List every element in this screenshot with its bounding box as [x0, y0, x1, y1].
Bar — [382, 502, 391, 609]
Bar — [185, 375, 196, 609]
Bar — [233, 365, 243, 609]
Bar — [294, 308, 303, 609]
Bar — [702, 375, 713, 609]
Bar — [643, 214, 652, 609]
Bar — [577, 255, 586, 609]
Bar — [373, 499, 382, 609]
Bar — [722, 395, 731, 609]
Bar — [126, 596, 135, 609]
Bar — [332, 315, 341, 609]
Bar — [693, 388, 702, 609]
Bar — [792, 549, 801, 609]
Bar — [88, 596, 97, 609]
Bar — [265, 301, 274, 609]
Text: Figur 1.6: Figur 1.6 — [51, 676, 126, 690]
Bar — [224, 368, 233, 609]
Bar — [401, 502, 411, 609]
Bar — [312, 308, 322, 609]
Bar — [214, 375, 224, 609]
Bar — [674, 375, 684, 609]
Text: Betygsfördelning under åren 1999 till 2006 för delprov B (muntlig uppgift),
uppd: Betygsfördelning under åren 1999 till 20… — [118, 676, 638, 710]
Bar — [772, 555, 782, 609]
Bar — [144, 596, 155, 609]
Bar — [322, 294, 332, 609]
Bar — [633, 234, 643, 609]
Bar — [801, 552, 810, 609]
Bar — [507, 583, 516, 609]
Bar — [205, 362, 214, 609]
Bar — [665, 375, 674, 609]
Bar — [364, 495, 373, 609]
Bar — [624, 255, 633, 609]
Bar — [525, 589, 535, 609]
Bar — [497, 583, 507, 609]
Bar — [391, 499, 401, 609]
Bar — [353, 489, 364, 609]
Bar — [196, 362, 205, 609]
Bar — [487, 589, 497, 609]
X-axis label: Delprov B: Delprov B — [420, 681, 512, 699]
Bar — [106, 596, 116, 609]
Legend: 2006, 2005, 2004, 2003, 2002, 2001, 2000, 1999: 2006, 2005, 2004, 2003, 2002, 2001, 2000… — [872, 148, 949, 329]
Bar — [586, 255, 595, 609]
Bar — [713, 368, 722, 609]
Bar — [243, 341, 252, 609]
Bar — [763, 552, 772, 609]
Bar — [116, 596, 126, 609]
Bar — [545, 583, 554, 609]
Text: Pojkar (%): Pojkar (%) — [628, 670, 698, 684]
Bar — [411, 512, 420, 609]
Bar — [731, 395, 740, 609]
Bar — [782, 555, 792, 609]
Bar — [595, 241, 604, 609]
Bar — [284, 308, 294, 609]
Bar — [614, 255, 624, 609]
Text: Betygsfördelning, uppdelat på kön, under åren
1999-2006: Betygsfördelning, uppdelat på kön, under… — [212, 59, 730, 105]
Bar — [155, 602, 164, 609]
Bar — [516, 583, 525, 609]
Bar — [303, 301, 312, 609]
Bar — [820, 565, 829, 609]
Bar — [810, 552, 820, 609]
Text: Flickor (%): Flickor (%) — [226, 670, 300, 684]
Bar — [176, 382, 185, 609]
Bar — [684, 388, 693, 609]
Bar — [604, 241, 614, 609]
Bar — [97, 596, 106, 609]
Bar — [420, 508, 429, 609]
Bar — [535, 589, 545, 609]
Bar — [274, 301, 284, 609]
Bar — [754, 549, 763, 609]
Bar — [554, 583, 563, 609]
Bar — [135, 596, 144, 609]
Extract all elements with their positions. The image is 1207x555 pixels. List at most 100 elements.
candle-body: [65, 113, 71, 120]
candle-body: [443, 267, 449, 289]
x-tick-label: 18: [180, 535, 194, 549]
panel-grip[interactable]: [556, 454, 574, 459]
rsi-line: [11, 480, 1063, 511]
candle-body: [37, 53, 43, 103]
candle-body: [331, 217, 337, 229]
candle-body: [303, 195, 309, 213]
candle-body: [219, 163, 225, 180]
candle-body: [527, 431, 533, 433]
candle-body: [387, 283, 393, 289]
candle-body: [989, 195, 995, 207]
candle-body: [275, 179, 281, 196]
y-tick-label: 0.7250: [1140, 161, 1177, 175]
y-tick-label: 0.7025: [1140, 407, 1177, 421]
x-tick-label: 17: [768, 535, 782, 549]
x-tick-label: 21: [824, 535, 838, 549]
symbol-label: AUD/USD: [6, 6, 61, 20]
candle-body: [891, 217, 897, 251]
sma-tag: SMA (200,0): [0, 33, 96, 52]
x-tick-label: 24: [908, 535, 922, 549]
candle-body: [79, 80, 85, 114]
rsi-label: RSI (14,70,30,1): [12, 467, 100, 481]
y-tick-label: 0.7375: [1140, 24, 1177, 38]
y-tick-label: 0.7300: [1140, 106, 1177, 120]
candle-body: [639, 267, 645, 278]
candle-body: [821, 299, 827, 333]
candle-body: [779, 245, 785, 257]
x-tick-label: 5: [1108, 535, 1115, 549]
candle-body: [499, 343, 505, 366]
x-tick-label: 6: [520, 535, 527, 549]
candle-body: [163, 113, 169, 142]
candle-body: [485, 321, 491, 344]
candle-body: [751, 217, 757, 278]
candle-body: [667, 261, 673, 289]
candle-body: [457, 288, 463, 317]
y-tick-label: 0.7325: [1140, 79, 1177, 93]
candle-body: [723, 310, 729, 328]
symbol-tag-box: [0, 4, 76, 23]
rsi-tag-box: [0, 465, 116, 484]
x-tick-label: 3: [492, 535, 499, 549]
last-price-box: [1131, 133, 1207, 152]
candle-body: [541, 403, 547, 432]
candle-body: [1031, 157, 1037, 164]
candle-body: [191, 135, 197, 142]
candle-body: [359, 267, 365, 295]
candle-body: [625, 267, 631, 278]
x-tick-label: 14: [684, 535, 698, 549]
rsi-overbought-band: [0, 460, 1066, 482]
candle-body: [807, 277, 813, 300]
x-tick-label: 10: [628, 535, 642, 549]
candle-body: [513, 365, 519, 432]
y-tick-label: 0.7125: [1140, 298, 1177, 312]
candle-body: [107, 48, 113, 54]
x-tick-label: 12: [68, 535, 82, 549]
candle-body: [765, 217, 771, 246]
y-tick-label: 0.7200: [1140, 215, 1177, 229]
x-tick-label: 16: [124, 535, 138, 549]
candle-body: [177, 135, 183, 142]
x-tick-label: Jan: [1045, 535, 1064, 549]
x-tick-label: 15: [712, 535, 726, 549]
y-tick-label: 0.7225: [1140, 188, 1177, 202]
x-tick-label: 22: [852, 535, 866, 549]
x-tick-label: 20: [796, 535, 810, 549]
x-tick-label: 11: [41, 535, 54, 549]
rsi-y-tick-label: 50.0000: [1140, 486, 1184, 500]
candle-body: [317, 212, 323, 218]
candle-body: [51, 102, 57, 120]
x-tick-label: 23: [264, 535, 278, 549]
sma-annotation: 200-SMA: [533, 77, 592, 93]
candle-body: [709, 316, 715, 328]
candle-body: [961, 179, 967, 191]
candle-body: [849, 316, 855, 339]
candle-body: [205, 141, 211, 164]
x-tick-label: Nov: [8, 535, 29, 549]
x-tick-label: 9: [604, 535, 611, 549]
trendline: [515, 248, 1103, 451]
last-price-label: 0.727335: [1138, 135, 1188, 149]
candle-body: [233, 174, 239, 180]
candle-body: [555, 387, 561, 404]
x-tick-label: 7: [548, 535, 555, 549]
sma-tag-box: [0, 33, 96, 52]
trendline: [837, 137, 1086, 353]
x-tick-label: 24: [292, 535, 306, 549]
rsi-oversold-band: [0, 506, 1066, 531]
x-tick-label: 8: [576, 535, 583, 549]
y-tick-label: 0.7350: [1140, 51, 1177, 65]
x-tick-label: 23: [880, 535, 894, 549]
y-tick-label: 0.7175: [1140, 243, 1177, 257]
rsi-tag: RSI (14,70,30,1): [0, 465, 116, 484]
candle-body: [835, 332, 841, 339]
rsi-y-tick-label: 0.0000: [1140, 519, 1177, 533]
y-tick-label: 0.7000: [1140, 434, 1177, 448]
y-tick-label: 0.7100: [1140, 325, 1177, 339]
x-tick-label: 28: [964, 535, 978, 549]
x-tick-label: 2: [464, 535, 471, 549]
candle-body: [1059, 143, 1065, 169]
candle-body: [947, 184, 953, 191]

**CONSIGNE**
Réécrivez les lignes depuis le début jusqu'à celle qui contient « Bar — [772, 555, 782, 609] », incluse, en remplaçant « bounding box » par « enclosing box » et sans rien modifier d'autre.

**SOLUTION**
List every element in this screenshot with its enclosing box as [x0, y0, x1, y1].
Bar — [382, 502, 391, 609]
Bar — [185, 375, 196, 609]
Bar — [233, 365, 243, 609]
Bar — [294, 308, 303, 609]
Bar — [702, 375, 713, 609]
Bar — [643, 214, 652, 609]
Bar — [577, 255, 586, 609]
Bar — [373, 499, 382, 609]
Bar — [722, 395, 731, 609]
Bar — [126, 596, 135, 609]
Bar — [332, 315, 341, 609]
Bar — [693, 388, 702, 609]
Bar — [792, 549, 801, 609]
Bar — [88, 596, 97, 609]
Bar — [265, 301, 274, 609]
Text: Figur 1.6: Figur 1.6 — [51, 676, 126, 690]
Bar — [224, 368, 233, 609]
Bar — [401, 502, 411, 609]
Bar — [312, 308, 322, 609]
Bar — [214, 375, 224, 609]
Bar — [674, 375, 684, 609]
Text: Betygsfördelning under åren 1999 till 2006 för delprov B (muntlig uppgift),
uppd: Betygsfördelning under åren 1999 till 20… — [118, 676, 638, 710]
Bar — [772, 555, 782, 609]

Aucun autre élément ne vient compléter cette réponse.